=== What is being asked ===
Write the data out again in full, with no departure from the original.

=== Exercise input ===
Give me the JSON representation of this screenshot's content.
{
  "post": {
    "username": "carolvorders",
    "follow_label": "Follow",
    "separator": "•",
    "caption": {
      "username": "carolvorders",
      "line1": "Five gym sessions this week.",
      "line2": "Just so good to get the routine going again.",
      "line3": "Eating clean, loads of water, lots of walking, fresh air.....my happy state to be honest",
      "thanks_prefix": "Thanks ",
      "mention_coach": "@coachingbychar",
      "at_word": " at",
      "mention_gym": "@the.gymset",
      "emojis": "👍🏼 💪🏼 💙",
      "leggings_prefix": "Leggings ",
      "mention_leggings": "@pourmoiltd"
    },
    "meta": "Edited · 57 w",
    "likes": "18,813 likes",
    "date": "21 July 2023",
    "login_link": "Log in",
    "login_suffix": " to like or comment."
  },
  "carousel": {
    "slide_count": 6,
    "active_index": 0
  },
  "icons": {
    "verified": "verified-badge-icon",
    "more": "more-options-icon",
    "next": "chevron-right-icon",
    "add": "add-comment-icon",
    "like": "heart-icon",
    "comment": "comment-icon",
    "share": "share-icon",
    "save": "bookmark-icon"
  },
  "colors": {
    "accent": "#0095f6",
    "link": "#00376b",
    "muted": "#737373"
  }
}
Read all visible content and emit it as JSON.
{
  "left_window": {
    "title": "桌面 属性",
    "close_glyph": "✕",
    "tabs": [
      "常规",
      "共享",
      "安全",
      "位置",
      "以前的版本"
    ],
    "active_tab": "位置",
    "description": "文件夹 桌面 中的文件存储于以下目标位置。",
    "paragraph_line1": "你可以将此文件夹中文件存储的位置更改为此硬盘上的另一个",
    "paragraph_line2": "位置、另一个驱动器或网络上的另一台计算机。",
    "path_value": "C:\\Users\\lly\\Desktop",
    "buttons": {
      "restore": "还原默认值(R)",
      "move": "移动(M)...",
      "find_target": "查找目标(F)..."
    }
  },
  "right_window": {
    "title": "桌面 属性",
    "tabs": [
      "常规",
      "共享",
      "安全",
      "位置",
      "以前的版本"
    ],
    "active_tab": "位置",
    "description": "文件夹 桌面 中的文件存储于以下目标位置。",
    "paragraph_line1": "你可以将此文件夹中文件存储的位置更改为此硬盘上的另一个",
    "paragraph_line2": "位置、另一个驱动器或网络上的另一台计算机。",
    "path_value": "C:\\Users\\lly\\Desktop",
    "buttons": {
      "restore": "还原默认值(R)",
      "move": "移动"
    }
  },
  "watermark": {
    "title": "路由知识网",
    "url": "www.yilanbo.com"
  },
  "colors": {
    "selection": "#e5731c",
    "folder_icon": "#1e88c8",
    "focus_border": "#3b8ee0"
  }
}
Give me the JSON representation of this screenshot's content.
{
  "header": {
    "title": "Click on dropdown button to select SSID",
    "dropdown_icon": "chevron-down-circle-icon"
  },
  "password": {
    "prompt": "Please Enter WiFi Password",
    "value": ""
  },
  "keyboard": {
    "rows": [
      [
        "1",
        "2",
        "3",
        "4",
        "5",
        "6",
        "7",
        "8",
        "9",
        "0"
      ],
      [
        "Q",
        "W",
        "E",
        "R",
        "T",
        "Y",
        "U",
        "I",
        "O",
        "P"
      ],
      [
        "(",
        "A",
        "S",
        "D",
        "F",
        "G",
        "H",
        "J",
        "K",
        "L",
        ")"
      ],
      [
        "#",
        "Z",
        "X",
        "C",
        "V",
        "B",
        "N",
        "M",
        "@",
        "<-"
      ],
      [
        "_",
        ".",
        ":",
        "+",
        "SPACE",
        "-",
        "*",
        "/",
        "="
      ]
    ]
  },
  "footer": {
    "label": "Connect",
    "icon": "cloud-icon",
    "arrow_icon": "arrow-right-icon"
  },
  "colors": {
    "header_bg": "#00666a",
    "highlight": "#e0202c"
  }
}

=== Exercise solution ===
Give me the JSON representation of this screenshot's content.
{
  "post": {
    "username": "carolvorders",
    "follow_label": "Follow",
    "separator": "•",
    "caption": {
      "username": "carolvorders",
      "line1": "Five gym sessions this week.",
      "line2": "Just so good to get the routine going again.",
      "line3": "Eating clean, loads of water, lots of walking, fresh air.....my happy state to be honest",
      "thanks_prefix": "Thanks ",
      "mention_coach": "@coachingbychar",
      "at_word": " at",
      "mention_gym": "@the.gymset",
      "emojis": "👍🏼 💪🏼 💙",
      "leggings_prefix": "Leggings ",
      "mention_leggings": "@pourmoiltd"
    },
    "meta": "Edited · 57 w",
    "likes": "18,813 likes",
    "date": "21 July 2023",
    "login_link": "Log in",
    "login_suffix": " to like or comment."
  },
  "carousel": {
    "slide_count": 6,
    "active_index": 0
  },
  "icons": {
    "verified": "verified-badge-icon",
    "more": "more-options-icon",
    "next": "chevron-right-icon",
    "add": "add-comment-icon",
    "like": "heart-icon",
    "comment": "comment-icon",
    "share": "share-icon",
    "save": "bookmark-icon"
  },
  "colors": {
    "accent": "#0095f6",
    "link": "#00376b",
    "muted": "#737373"
  }
}
Read all visible content and emit it as JSON.
{
  "left_window": {
    "title": "桌面 属性",
    "close_glyph": "✕",
    "tabs": [
      "常规",
      "共享",
      "安全",
      "位置",
      "以前的版本"
    ],
    "active_tab": "位置",
    "description": "文件夹 桌面 中的文件存储于以下目标位置。",
    "paragraph_line1": "你可以将此文件夹中文件存储的位置更改为此硬盘上的另一个",
    "paragraph_line2": "位置、另一个驱动器或网络上的另一台计算机。",
    "path_value": "C:\\Users\\lly\\Desktop",
    "buttons": {
      "restore": "还原默认值(R)",
      "move": "移动(M)...",
      "find_target": "查找目标(F)..."
    }
  },
  "right_window": {
    "title": "桌面 属性",
    "tabs": [
      "常规",
      "共享",
      "安全",
      "位置",
      "以前的版本"
    ],
    "active_tab": "位置",
    "description": "文件夹 桌面 中的文件存储于以下目标位置。",
    "paragraph_line1": "你可以将此文件夹中文件存储的位置更改为此硬盘上的另一个",
    "paragraph_line2": "位置、另一个驱动器或网络上的另一台计算机。",
    "path_value": "C:\\Users\\lly\\Desktop",
    "buttons": {
      "restore": "还原默认值(R)",
      "move": "移动"
    }
  },
  "watermark": {
    "title": "路由知识网",
    "url": "www.yilanbo.com"
  },
  "colors": {
    "selection": "#e5731c",
    "folder_icon": "#1e88c8",
    "focus_border": "#3b8ee0"
  }
}
Give me the JSON representation of this screenshot's content.
{
  "header": {
    "title": "Click on dropdown button to select SSID",
    "dropdown_icon": "chevron-down-circle-icon"
  },
  "password": {
    "prompt": "Please Enter WiFi Password",
    "value": ""
  },
  "keyboard": {
    "rows": [
      [
        "1",
        "2",
        "3",
        "4",
        "5",
        "6",
        "7",
        "8",
        "9",
        "0"
      ],
      [
        "Q",
        "W",
        "E",
        "R",
        "T",
        "Y",
        "U",
        "I",
        "O",
        "P"
      ],
      [
        "(",
        "A",
        "S",
        "D",
        "F",
        "G",
        "H",
        "J",
        "K",
        "L",
        ")"
      ],
      [
        "#",
        "Z",
        "X",
        "C",
        "V",
        "B",
        "N",
        "M",
        "@",
        "<-"
      ],
      [
        "_",
        ".",
        ":",
        "+",
        "SPACE",
        "-",
        "*",
        "/",
        "="
      ]
    ]
  },
  "footer": {
    "label": "Connect",
    "icon": "cloud-icon",
    "arrow_icon": "arrow-right-icon"
  },
  "colors": {
    "header_bg": "#00666a",
    "highlight": "#e0202c"
  }
}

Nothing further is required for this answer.